■ Records
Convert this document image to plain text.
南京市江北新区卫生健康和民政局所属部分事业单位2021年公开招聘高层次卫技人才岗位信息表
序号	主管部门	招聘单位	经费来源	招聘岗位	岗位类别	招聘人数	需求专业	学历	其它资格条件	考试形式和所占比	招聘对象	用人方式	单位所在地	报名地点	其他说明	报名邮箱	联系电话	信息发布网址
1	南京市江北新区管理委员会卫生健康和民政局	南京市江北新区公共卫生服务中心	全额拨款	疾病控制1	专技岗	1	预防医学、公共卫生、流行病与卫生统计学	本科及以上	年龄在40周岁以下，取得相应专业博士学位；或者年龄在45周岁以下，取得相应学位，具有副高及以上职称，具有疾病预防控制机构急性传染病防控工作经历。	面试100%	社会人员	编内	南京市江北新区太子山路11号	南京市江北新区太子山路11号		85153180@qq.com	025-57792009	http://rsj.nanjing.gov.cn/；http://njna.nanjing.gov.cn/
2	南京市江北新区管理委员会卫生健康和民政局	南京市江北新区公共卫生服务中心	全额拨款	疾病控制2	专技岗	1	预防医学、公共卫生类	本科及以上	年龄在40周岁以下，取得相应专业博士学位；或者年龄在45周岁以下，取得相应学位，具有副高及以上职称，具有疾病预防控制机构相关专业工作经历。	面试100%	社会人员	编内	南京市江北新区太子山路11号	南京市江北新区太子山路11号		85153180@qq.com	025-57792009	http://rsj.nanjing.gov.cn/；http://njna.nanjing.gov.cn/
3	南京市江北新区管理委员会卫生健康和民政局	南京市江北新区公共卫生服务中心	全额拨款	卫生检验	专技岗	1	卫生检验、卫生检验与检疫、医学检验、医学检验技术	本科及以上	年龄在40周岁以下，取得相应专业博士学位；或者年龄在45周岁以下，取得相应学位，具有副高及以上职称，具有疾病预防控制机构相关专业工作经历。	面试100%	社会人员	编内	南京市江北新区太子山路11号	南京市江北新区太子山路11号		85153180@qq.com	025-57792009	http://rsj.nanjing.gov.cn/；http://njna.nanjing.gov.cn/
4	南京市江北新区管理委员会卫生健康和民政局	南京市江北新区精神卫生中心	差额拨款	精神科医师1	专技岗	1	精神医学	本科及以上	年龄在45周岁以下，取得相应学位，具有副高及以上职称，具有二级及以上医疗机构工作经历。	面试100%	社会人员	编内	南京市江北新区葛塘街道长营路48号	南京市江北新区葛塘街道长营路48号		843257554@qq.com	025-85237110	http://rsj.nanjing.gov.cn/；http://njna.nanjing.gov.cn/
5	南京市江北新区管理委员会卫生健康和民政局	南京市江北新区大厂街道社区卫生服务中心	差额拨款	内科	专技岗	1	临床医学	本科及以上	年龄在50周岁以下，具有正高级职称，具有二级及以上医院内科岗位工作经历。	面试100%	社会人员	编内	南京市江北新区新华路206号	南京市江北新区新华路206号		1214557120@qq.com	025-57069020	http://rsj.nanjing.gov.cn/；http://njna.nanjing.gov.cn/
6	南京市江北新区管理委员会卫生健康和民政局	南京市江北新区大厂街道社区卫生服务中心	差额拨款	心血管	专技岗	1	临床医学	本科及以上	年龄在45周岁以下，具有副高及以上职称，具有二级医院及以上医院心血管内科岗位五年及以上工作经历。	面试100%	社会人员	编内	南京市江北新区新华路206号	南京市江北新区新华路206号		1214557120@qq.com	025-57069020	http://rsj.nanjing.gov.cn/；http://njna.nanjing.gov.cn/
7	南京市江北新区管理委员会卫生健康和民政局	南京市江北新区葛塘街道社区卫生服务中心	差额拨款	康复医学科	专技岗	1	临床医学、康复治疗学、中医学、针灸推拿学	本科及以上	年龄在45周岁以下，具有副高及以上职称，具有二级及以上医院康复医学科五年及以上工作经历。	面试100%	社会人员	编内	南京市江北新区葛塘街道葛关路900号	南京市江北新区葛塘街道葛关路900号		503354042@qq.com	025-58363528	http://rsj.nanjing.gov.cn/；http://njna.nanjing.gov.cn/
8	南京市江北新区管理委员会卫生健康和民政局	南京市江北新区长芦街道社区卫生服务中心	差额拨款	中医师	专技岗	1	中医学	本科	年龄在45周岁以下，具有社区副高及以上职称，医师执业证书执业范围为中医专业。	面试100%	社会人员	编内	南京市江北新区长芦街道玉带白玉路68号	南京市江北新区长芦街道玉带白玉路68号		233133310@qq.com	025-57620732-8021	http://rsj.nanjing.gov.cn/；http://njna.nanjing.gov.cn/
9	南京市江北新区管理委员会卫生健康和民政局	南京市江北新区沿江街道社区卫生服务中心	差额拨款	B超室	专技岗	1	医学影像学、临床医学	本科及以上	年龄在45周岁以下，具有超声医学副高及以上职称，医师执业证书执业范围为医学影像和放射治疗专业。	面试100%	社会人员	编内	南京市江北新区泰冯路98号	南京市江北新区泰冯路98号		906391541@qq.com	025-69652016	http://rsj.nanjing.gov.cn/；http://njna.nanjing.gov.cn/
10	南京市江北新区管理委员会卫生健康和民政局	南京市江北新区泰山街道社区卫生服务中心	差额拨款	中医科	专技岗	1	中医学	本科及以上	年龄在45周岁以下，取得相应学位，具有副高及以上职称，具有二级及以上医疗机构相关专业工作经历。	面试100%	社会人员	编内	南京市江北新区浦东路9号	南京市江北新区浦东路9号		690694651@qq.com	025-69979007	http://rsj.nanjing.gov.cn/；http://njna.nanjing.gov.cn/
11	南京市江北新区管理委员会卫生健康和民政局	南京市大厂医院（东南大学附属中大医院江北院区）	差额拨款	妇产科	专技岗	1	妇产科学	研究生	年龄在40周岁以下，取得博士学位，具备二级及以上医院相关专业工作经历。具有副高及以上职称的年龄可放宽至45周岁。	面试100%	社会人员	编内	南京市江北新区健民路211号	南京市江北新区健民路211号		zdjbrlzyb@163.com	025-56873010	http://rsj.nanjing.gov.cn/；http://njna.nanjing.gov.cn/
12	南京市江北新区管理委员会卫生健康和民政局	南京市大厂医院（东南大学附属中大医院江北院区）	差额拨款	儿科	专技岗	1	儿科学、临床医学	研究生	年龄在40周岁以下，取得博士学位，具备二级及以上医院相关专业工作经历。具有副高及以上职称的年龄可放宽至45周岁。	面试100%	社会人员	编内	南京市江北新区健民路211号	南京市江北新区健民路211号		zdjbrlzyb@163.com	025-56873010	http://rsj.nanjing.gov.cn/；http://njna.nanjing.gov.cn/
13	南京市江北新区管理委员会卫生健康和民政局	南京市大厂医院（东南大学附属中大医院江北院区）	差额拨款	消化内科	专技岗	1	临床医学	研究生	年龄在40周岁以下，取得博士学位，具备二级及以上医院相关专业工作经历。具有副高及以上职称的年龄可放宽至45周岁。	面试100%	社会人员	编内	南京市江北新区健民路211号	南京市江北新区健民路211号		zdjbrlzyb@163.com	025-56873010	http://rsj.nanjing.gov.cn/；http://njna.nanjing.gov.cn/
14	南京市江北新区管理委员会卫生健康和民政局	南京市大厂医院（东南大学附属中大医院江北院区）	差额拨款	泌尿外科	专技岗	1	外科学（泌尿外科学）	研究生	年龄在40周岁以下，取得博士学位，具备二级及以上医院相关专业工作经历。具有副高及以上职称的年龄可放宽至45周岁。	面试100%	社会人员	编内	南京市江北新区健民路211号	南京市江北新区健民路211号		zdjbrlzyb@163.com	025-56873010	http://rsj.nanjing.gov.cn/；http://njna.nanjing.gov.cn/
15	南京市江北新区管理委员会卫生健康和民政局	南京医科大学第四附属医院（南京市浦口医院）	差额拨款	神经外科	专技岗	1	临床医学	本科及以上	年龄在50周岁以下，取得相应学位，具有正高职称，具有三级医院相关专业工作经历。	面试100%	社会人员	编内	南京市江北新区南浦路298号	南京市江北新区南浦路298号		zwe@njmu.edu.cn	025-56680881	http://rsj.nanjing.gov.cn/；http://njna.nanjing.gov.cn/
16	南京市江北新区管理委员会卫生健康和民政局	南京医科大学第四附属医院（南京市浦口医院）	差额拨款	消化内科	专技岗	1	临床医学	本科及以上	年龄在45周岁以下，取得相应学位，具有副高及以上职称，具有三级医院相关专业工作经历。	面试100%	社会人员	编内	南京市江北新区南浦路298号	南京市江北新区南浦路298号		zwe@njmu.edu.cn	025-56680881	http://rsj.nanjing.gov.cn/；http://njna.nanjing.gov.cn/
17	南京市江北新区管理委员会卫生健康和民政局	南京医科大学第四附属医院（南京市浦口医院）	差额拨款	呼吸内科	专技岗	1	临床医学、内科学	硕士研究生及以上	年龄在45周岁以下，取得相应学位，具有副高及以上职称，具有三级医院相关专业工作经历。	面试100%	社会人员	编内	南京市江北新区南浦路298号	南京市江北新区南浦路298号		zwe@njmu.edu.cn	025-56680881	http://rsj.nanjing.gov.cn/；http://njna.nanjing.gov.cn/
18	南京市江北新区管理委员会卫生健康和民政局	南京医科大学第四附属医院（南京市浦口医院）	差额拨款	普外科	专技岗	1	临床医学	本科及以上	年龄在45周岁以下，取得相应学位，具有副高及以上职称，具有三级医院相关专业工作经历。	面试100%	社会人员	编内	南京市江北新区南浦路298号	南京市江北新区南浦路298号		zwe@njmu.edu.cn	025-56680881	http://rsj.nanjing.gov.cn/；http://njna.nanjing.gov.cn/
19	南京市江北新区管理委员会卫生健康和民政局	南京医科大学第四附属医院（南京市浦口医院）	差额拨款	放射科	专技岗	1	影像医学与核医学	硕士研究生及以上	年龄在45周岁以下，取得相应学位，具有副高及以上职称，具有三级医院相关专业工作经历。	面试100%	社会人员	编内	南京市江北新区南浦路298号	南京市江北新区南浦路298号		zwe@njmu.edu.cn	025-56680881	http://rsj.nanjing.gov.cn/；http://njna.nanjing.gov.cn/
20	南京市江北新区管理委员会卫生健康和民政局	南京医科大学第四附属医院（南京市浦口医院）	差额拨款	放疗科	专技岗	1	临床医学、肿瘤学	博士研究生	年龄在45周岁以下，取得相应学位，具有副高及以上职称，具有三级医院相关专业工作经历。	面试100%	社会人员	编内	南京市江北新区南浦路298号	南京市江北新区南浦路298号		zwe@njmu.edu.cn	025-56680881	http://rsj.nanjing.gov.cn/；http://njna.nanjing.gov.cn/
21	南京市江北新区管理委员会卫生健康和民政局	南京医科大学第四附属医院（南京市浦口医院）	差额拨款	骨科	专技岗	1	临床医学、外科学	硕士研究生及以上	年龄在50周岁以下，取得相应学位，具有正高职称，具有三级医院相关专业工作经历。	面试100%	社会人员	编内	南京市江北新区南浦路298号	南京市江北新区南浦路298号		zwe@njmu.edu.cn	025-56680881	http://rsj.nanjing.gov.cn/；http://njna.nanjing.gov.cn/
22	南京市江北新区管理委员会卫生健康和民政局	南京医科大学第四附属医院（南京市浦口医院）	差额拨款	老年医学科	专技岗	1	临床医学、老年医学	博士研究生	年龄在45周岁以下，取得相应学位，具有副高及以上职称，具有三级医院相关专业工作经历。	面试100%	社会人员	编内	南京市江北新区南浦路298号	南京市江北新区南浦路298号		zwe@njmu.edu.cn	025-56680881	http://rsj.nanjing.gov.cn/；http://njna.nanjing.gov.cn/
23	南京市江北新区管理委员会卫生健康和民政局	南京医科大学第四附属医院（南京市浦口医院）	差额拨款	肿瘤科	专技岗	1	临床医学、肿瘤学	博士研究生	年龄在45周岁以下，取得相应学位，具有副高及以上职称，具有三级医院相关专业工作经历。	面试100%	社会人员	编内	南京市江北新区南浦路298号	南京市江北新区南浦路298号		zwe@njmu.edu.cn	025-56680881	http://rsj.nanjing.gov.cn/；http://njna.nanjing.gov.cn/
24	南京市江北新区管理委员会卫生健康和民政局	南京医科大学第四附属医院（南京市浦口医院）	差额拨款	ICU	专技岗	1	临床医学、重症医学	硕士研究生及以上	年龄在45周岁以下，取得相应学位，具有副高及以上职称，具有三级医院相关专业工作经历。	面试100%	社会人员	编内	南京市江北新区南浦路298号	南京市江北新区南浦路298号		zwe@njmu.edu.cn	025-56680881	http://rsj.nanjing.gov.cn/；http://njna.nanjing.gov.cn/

■ Instructions to follow
Copy, from the material above, each line in which the string "具备二级及以上医院相关专业工作经历" occurs.

■ Solution to this problem
11	南京市江北新区管理委员会卫生健康和民政局	南京市大厂医院（东南大学附属中大医院江北院区）	差额拨款	妇产科	专技岗	1	妇产科学	研究生	年龄在40周岁以下，取得博士学位，具备二级及以上医院相关专业工作经历。具有副高及以上职称的年龄可放宽至45周岁。	面试100%	社会人员	编内	南京市江北新区健民路211号	南京市江北新区健民路211号		zdjbrlzyb@163.com	025-56873010	http://rsj.nanjing.gov.cn/；http://njna.nanjing.gov.cn/
12	南京市江北新区管理委员会卫生健康和民政局	南京市大厂医院（东南大学附属中大医院江北院区）	差额拨款	儿科	专技岗	1	儿科学、临床医学	研究生	年龄在40周岁以下，取得博士学位，具备二级及以上医院相关专业工作经历。具有副高及以上职称的年龄可放宽至45周岁。	面试100%	社会人员	编内	南京市江北新区健民路211号	南京市江北新区健民路211号		zdjbrlzyb@163.com	025-56873010	http://rsj.nanjing.gov.cn/；http://njna.nanjing.gov.cn/
13	南京市江北新区管理委员会卫生健康和民政局	南京市大厂医院（东南大学附属中大医院江北院区）	差额拨款	消化内科	专技岗	1	临床医学	研究生	年龄在40周岁以下，取得博士学位，具备二级及以上医院相关专业工作经历。具有副高及以上职称的年龄可放宽至45周岁。	面试100%	社会人员	编内	南京市江北新区健民路211号	南京市江北新区健民路211号		zdjbrlzyb@163.com	025-56873010	http://rsj.nanjing.gov.cn/；http://njna.nanjing.gov.cn/
14	南京市江北新区管理委员会卫生健康和民政局	南京市大厂医院（东南大学附属中大医院江北院区）	差额拨款	泌尿外科	专技岗	1	外科学（泌尿外科学）	研究生	年龄在40周岁以下，取得博士学位，具备二级及以上医院相关专业工作经历。具有副高及以上职称的年龄可放宽至45周岁。	面试100%	社会人员	编内	南京市江北新区健民路211号	南京市江北新区健民路211号		zdjbrlzyb@163.com	025-56873010	http://rsj.nanjing.gov.cn/；http://njna.nanjing.gov.cn/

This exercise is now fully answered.